Required task
Write out the listing beneath this instruction in its entirety, exactly as it reads.

─── Data extract ───

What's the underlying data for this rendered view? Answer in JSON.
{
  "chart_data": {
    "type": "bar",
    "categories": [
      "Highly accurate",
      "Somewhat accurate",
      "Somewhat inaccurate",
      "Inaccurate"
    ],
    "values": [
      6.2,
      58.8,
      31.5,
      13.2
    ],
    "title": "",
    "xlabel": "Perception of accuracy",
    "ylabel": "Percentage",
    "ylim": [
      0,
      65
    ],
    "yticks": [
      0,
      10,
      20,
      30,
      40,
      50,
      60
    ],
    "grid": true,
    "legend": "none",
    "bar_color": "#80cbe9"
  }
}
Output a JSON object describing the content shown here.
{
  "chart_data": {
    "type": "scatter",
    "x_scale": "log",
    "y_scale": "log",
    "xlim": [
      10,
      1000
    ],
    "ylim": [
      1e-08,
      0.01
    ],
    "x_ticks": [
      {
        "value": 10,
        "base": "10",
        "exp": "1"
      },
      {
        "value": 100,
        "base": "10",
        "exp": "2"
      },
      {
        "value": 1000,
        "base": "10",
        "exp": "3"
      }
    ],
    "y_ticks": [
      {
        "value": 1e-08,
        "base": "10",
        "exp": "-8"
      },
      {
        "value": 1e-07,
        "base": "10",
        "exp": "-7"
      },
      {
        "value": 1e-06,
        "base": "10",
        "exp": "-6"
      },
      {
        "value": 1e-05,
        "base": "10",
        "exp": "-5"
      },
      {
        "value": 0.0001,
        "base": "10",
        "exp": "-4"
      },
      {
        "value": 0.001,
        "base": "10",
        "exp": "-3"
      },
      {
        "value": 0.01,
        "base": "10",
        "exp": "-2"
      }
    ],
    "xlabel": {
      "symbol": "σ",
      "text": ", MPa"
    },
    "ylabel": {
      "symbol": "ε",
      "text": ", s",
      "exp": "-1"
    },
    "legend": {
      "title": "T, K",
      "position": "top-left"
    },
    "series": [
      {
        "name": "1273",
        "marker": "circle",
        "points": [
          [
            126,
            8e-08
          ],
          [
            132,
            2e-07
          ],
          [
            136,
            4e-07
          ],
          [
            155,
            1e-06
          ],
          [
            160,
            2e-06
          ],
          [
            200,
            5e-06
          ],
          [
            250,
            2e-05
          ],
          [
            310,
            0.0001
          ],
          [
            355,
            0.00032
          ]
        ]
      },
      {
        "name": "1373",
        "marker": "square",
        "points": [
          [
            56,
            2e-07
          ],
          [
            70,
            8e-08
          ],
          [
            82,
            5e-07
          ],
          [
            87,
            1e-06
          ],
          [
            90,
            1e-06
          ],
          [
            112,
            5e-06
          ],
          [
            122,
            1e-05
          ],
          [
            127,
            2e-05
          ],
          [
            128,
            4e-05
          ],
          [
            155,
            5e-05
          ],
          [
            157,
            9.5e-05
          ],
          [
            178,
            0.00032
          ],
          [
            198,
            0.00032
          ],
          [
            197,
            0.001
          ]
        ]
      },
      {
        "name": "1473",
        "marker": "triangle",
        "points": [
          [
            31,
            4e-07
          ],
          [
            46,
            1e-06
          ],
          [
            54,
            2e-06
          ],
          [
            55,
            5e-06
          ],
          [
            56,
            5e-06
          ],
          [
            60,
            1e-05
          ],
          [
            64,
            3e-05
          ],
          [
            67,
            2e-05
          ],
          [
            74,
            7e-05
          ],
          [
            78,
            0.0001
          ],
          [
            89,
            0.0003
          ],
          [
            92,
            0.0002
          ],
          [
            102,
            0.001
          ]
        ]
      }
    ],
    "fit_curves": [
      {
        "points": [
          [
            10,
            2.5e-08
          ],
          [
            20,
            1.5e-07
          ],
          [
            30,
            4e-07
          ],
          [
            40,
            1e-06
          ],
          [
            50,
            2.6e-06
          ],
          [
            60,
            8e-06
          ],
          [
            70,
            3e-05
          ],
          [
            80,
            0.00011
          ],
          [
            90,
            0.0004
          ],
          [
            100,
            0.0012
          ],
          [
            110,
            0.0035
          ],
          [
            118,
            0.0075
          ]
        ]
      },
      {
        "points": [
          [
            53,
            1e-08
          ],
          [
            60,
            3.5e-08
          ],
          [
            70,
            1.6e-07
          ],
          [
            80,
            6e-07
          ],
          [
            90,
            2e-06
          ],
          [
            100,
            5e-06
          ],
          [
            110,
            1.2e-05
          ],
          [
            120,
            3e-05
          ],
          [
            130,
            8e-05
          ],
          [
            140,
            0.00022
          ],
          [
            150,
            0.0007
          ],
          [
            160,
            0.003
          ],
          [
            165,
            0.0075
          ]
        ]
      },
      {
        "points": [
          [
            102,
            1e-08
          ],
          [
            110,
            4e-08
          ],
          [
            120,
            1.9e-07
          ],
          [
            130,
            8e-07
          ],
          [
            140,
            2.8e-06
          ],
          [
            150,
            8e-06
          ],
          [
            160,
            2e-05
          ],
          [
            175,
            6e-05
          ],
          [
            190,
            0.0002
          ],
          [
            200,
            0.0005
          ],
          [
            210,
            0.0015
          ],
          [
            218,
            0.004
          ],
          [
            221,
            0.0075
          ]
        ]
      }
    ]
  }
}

───

Solution to this exercise
What's the underlying data for this rendered view? Answer in JSON.
{
  "chart_data": {
    "type": "bar",
    "categories": [
      "Highly accurate",
      "Somewhat accurate",
      "Somewhat inaccurate",
      "Inaccurate"
    ],
    "values": [
      6.2,
      58.8,
      31.5,
      13.2
    ],
    "title": "",
    "xlabel": "Perception of accuracy",
    "ylabel": "Percentage",
    "ylim": [
      0,
      65
    ],
    "yticks": [
      0,
      10,
      20,
      30,
      40,
      50,
      60
    ],
    "grid": true,
    "legend": "none",
    "bar_color": "#80cbe9"
  }
}
Output a JSON object describing the content shown here.
{
  "chart_data": {
    "type": "scatter",
    "x_scale": "log",
    "y_scale": "log",
    "xlim": [
      10,
      1000
    ],
    "ylim": [
      1e-08,
      0.01
    ],
    "x_ticks": [
      {
        "value": 10,
        "base": "10",
        "exp": "1"
      },
      {
        "value": 100,
        "base": "10",
        "exp": "2"
      },
      {
        "value": 1000,
        "base": "10",
        "exp": "3"
      }
    ],
    "y_ticks": [
      {
        "value": 1e-08,
        "base": "10",
        "exp": "-8"
      },
      {
        "value": 1e-07,
        "base": "10",
        "exp": "-7"
      },
      {
        "value": 1e-06,
        "base": "10",
        "exp": "-6"
      },
      {
        "value": 1e-05,
        "base": "10",
        "exp": "-5"
      },
      {
        "value": 0.0001,
        "base": "10",
        "exp": "-4"
      },
      {
        "value": 0.001,
        "base": "10",
        "exp": "-3"
      },
      {
        "value": 0.01,
        "base": "10",
        "exp": "-2"
      }
    ],
    "xlabel": {
      "symbol": "σ",
      "text": ", MPa"
    },
    "ylabel": {
      "symbol": "ε",
      "text": ", s",
      "exp": "-1"
    },
    "legend": {
      "title": "T, K",
      "position": "top-left"
    },
    "series": [
      {
        "name": "1273",
        "marker": "circle",
        "points": [
          [
            126,
            8e-08
          ],
          [
            132,
            2e-07
          ],
          [
            136,
            4e-07
          ],
          [
            155,
            1e-06
          ],
          [
            160,
            2e-06
          ],
          [
            200,
            5e-06
          ],
          [
            250,
            2e-05
          ],
          [
            310,
            0.0001
          ],
          [
            355,
            0.00032
          ]
        ]
      },
      {
        "name": "1373",
        "marker": "square",
        "points": [
          [
            56,
            2e-07
          ],
          [
            70,
            8e-08
          ],
          [
            82,
            5e-07
          ],
          [
            87,
            1e-06
          ],
          [
            90,
            1e-06
          ],
          [
            112,
            5e-06
          ],
          [
            122,
            1e-05
          ],
          [
            127,
            2e-05
          ],
          [
            128,
            4e-05
          ],
          [
            155,
            5e-05
          ],
          [
            157,
            9.5e-05
          ],
          [
            178,
            0.00032
          ],
          [
            198,
            0.00032
          ],
          [
            197,
            0.001
          ]
        ]
      },
      {
        "name": "1473",
        "marker": "triangle",
        "points": [
          [
            31,
            4e-07
          ],
          [
            46,
            1e-06
          ],
          [
            54,
            2e-06
          ],
          [
            55,
            5e-06
          ],
          [
            56,
            5e-06
          ],
          [
            60,
            1e-05
          ],
          [
            64,
            3e-05
          ],
          [
            67,
            2e-05
          ],
          [
            74,
            7e-05
          ],
          [
            78,
            0.0001
          ],
          [
            89,
            0.0003
          ],
          [
            92,
            0.0002
          ],
          [
            102,
            0.001
          ]
        ]
      }
    ],
    "fit_curves": [
      {
        "points": [
          [
            10,
            2.5e-08
          ],
          [
            20,
            1.5e-07
          ],
          [
            30,
            4e-07
          ],
          [
            40,
            1e-06
          ],
          [
            50,
            2.6e-06
          ],
          [
            60,
            8e-06
          ],
          [
            70,
            3e-05
          ],
          [
            80,
            0.00011
          ],
          [
            90,
            0.0004
          ],
          [
            100,
            0.0012
          ],
          [
            110,
            0.0035
          ],
          [
            118,
            0.0075
          ]
        ]
      },
      {
        "points": [
          [
            53,
            1e-08
          ],
          [
            60,
            3.5e-08
          ],
          [
            70,
            1.6e-07
          ],
          [
            80,
            6e-07
          ],
          [
            90,
            2e-06
          ],
          [
            100,
            5e-06
          ],
          [
            110,
            1.2e-05
          ],
          [
            120,
            3e-05
          ],
          [
            130,
            8e-05
          ],
          [
            140,
            0.00022
          ],
          [
            150,
            0.0007
          ],
          [
            160,
            0.003
          ],
          [
            165,
            0.0075
          ]
        ]
      },
      {
        "points": [
          [
            102,
            1e-08
          ],
          [
            110,
            4e-08
          ],
          [
            120,
            1.9e-07
          ],
          [
            130,
            8e-07
          ],
          [
            140,
            2.8e-06
          ],
          [
            150,
            8e-06
          ],
          [
            160,
            2e-05
          ],
          [
            175,
            6e-05
          ],
          [
            190,
            0.0002
          ],
          [
            200,
            0.0005
          ],
          [
            210,
            0.0015
          ],
          [
            218,
            0.004
          ],
          [
            221,
            0.0075
          ]
        ]
      }
    ]
  }
}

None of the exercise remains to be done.